§ Exercise goal: In the entries below, find every line holding the string "obviar" and collect it.

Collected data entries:

* * *

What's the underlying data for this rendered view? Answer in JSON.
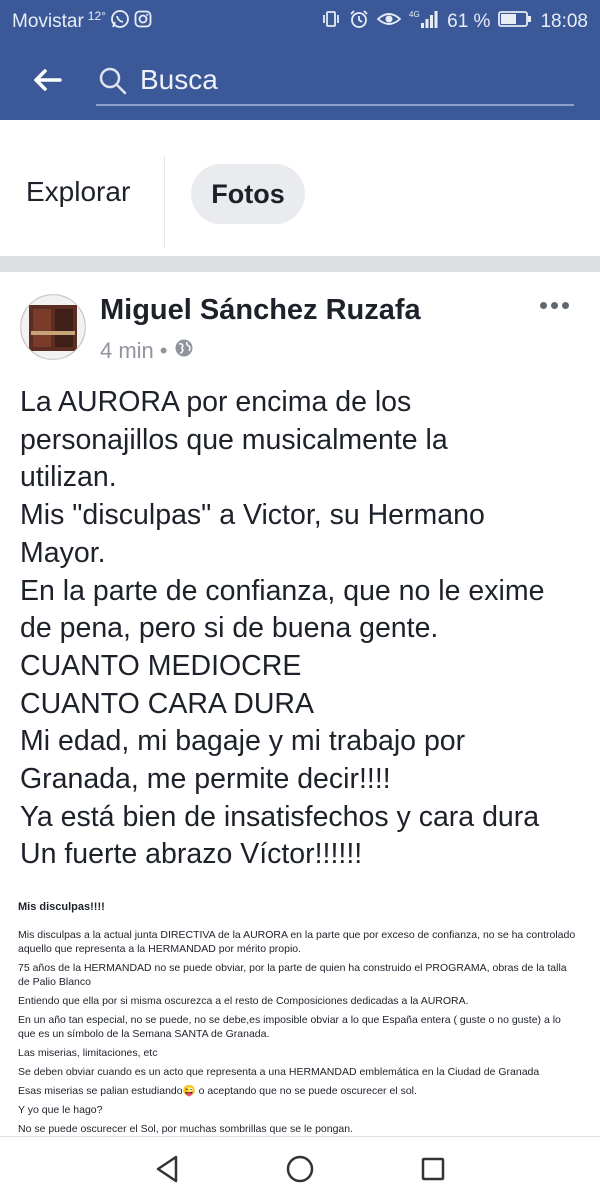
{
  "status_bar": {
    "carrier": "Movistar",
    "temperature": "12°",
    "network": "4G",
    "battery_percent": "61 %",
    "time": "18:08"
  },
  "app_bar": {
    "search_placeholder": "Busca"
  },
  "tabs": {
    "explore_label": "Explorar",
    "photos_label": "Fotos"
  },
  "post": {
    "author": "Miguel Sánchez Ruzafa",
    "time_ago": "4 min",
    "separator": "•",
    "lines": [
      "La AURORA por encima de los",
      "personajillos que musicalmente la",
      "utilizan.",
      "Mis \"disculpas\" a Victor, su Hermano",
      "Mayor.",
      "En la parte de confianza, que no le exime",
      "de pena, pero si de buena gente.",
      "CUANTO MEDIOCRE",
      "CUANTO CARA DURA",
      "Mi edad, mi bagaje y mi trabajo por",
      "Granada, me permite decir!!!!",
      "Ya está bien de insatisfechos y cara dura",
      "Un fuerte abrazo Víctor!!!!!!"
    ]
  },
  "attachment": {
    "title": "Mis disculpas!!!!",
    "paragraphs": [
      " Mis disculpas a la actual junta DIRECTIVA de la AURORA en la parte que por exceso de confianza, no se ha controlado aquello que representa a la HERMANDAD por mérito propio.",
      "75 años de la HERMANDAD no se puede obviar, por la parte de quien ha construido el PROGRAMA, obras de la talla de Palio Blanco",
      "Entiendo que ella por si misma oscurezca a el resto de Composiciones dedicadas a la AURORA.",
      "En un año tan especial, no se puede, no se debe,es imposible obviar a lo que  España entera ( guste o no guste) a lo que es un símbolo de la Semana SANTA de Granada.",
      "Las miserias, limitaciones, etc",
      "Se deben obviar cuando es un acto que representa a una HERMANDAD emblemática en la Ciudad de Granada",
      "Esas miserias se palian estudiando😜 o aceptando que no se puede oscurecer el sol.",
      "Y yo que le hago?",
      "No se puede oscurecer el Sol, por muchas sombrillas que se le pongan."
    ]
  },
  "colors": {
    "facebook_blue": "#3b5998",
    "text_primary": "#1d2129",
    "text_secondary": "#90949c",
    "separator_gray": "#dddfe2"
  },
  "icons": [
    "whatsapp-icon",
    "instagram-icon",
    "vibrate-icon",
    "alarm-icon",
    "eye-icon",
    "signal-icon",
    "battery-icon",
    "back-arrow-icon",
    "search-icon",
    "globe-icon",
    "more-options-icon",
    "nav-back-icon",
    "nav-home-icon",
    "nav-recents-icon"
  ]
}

* * *

§ The reply:
      "75 años de la HERMANDAD no se puede obviar, por la parte de quien ha construido el PROGRAMA, obras de la talla de Palio Blanco",
      "En un año tan especial, no se puede, no se debe,es imposible obviar a lo que  España entera ( guste o no guste) a lo que es un símbolo de la Semana SANTA de Granada.",
      "Se deben obviar cuando es un acto que representa a una HERMANDAD emblemática en la Ciudad de Granada",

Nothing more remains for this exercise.